## Dataset entries on figures
[Start]

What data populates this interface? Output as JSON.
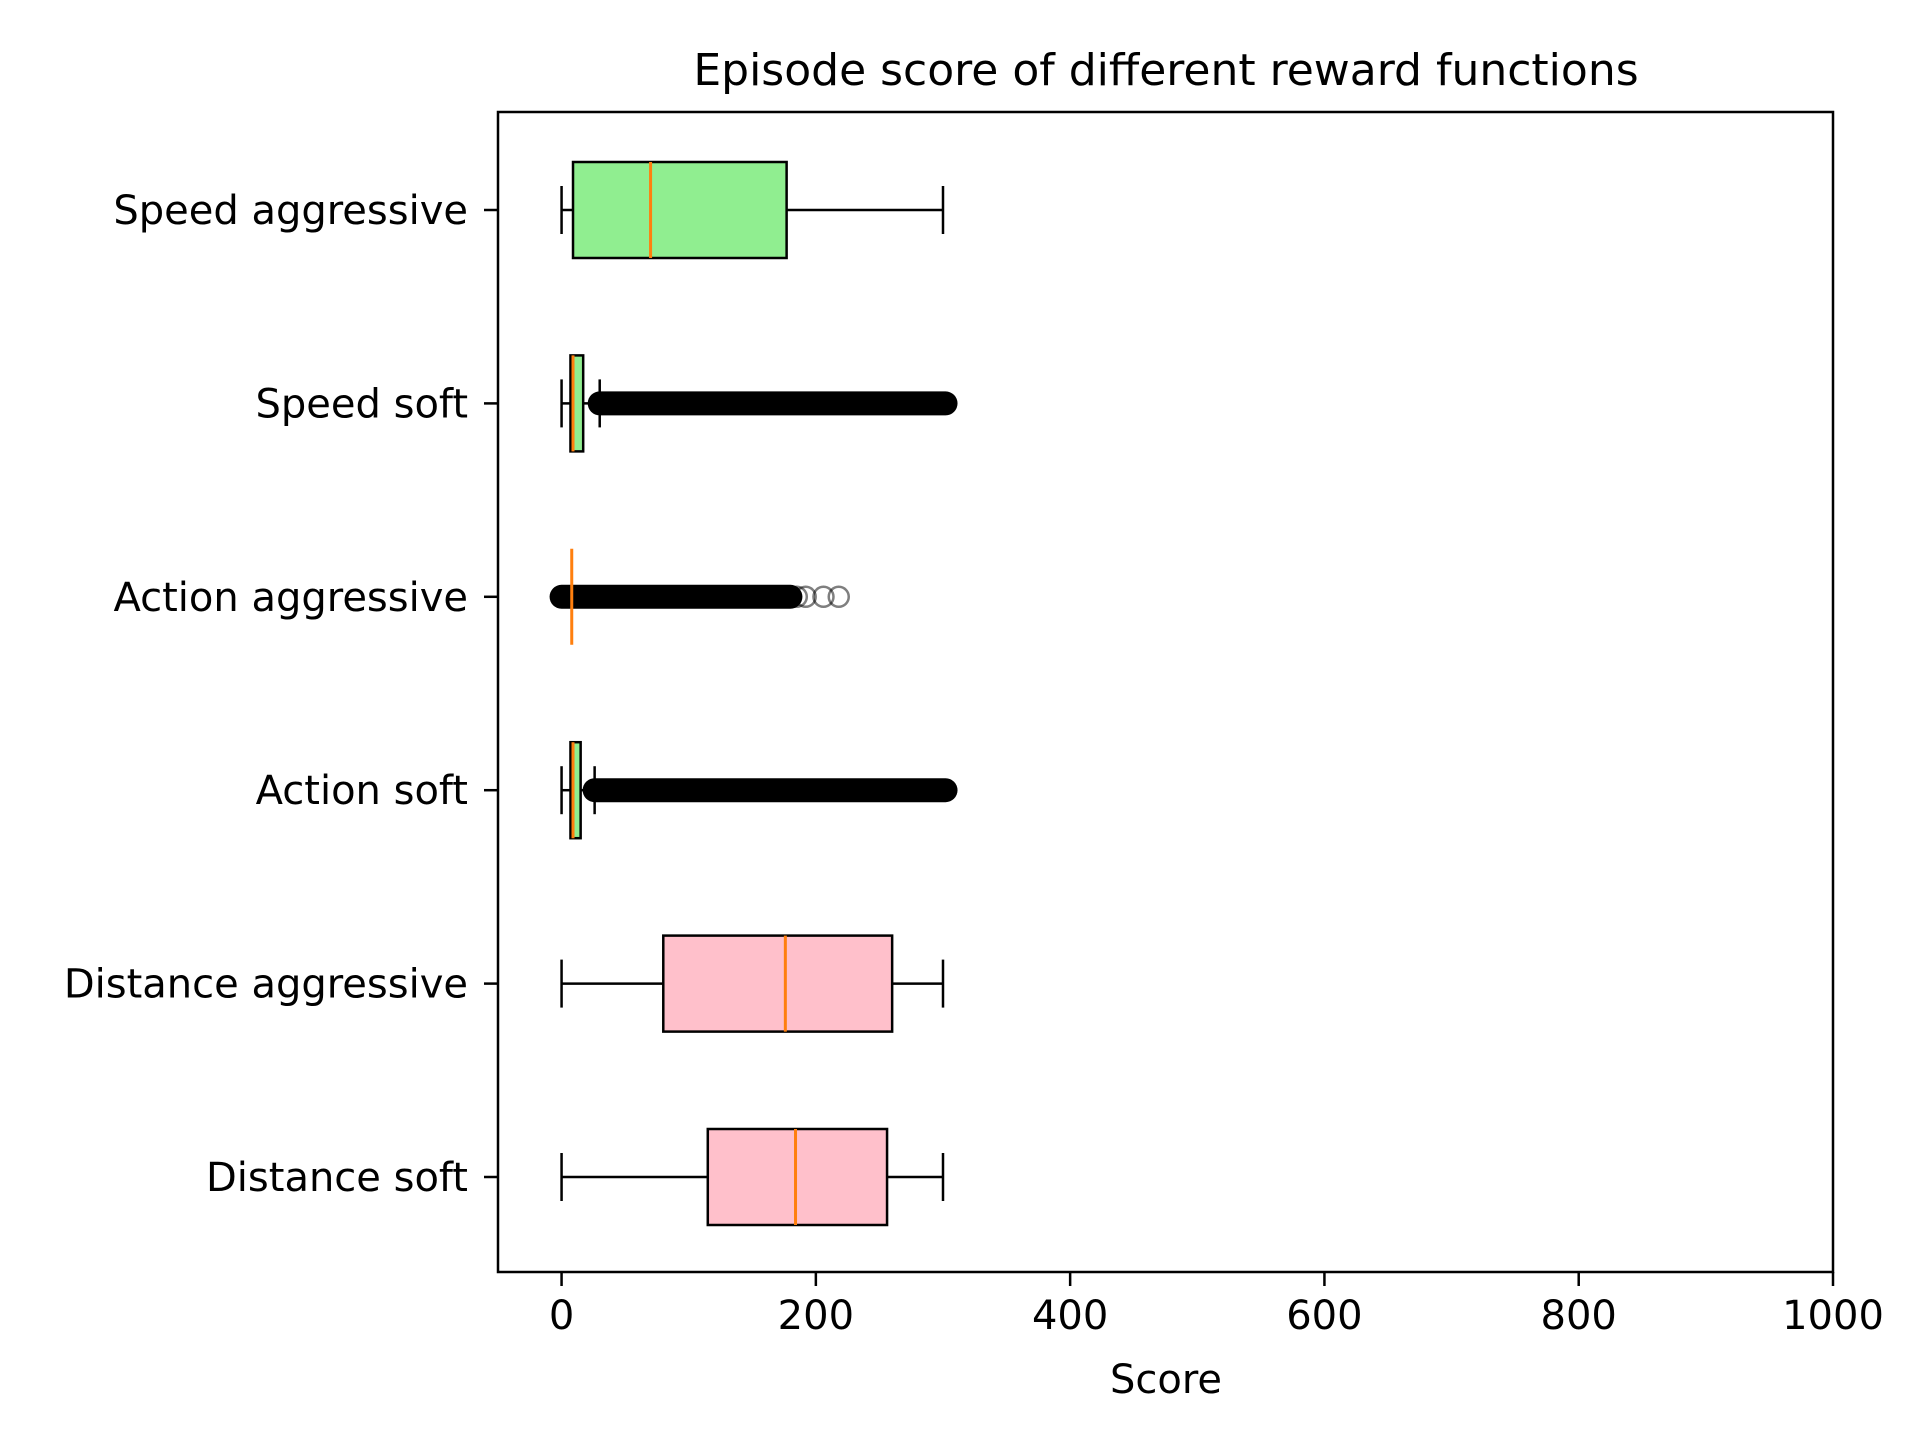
{
  "chart_data": {
    "type": "boxplot",
    "orientation": "horizontal",
    "title": "Episode score of different reward functions",
    "xlabel": "Score",
    "ylabel": "",
    "xlim": [
      -50,
      1000
    ],
    "xticks": [
      0,
      200,
      400,
      600,
      800,
      1000
    ],
    "xtick_labels": [
      "0",
      "200",
      "400",
      "600",
      "800",
      "1000"
    ],
    "grid": false,
    "legend": "none",
    "colors": {
      "speed": "#90ee90",
      "action": "#90ee90",
      "distance": "#ffc0cb",
      "median": "#ff7f0e",
      "edge": "#000000"
    },
    "series": [
      {
        "name": "Speed aggressive",
        "color": "#90ee90",
        "whisker_low": 0,
        "q1": 9,
        "median": 70,
        "q3": 177,
        "whisker_high": 300,
        "outliers": []
      },
      {
        "name": "Speed soft",
        "color": "#90ee90",
        "whisker_low": 0,
        "q1": 7,
        "median": 9,
        "q3": 17,
        "whisker_high": 30,
        "outlier_range": [
          30,
          302
        ],
        "outliers": []
      },
      {
        "name": "Action aggressive",
        "color": "#90ee90",
        "whisker_low": 8,
        "q1": 8,
        "median": 8,
        "q3": 8,
        "whisker_high": 8,
        "outlier_range": [
          0,
          180
        ],
        "outliers": [
          160,
          170,
          176,
          180,
          185,
          192,
          206,
          218
        ]
      },
      {
        "name": "Action soft",
        "color": "#90ee90",
        "whisker_low": 0,
        "q1": 7,
        "median": 9,
        "q3": 15,
        "whisker_high": 26,
        "outlier_range": [
          26,
          302
        ],
        "outliers": []
      },
      {
        "name": "Distance aggressive",
        "color": "#ffc0cb",
        "whisker_low": 0,
        "q1": 80,
        "median": 176,
        "q3": 260,
        "whisker_high": 300,
        "outliers": []
      },
      {
        "name": "Distance soft",
        "color": "#ffc0cb",
        "whisker_low": 0,
        "q1": 115,
        "median": 184,
        "q3": 256,
        "whisker_high": 300,
        "outliers": []
      }
    ]
  }
}
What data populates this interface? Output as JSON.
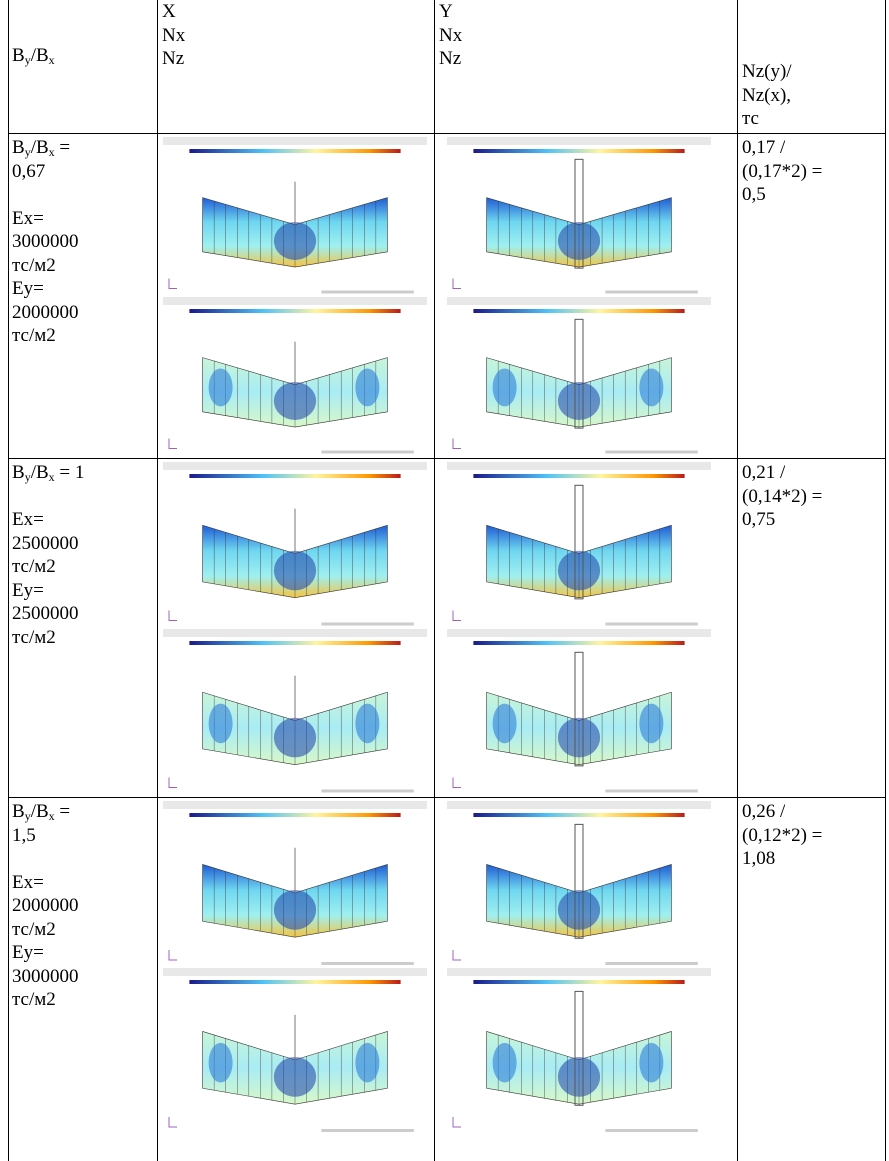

[End]

## Aim of the exercise
Give every line above again exactly, with no pictures.

## Task result
What data populates this interface? Output as JSON.
{
  "chart_data": {
    "type": "boxplot",
    "orientation": "horizontal",
    "title": "Episode score of different reward functions",
    "xlabel": "Score",
    "ylabel": "",
    "xlim": [
      -50,
      1000
    ],
    "xticks": [
      0,
      200,
      400,
      600,
      800,
      1000
    ],
    "xtick_labels": [
      "0",
      "200",
      "400",
      "600",
      "800",
      "1000"
    ],
    "grid": false,
    "legend": "none",
    "colors": {
      "speed": "#90ee90",
      "action": "#90ee90",
      "distance": "#ffc0cb",
      "median": "#ff7f0e",
      "edge": "#000000"
    },
    "series": [
      {
        "name": "Speed aggressive",
        "color": "#90ee90",
        "whisker_low": 0,
        "q1": 9,
        "median": 70,
        "q3": 177,
        "whisker_high": 300,
        "outliers": []
      },
      {
        "name": "Speed soft",
        "color": "#90ee90",
        "whisker_low": 0,
        "q1": 7,
        "median": 9,
        "q3": 17,
        "whisker_high": 30,
        "outlier_range": [
          30,
          302
        ],
        "outliers": []
      },
      {
        "name": "Action aggressive",
        "color": "#90ee90",
        "whisker_low": 8,
        "q1": 8,
        "median": 8,
        "q3": 8,
        "whisker_high": 8,
        "outlier_range": [
          0,
          180
        ],
        "outliers": [
          160,
          170,
          176,
          180,
          185,
          192,
          206,
          218
        ]
      },
      {
        "name": "Action soft",
        "color": "#90ee90",
        "whisker_low": 0,
        "q1": 7,
        "median": 9,
        "q3": 15,
        "whisker_high": 26,
        "outlier_range": [
          26,
          302
        ],
        "outliers": []
      },
      {
        "name": "Distance aggressive",
        "color": "#ffc0cb",
        "whisker_low": 0,
        "q1": 80,
        "median": 176,
        "q3": 260,
        "whisker_high": 300,
        "outliers": []
      },
      {
        "name": "Distance soft",
        "color": "#ffc0cb",
        "whisker_low": 0,
        "q1": 115,
        "median": 184,
        "q3": 256,
        "whisker_high": 300,
        "outliers": []
      }
    ]
  }
}
What data populates this interface? Output as JSON.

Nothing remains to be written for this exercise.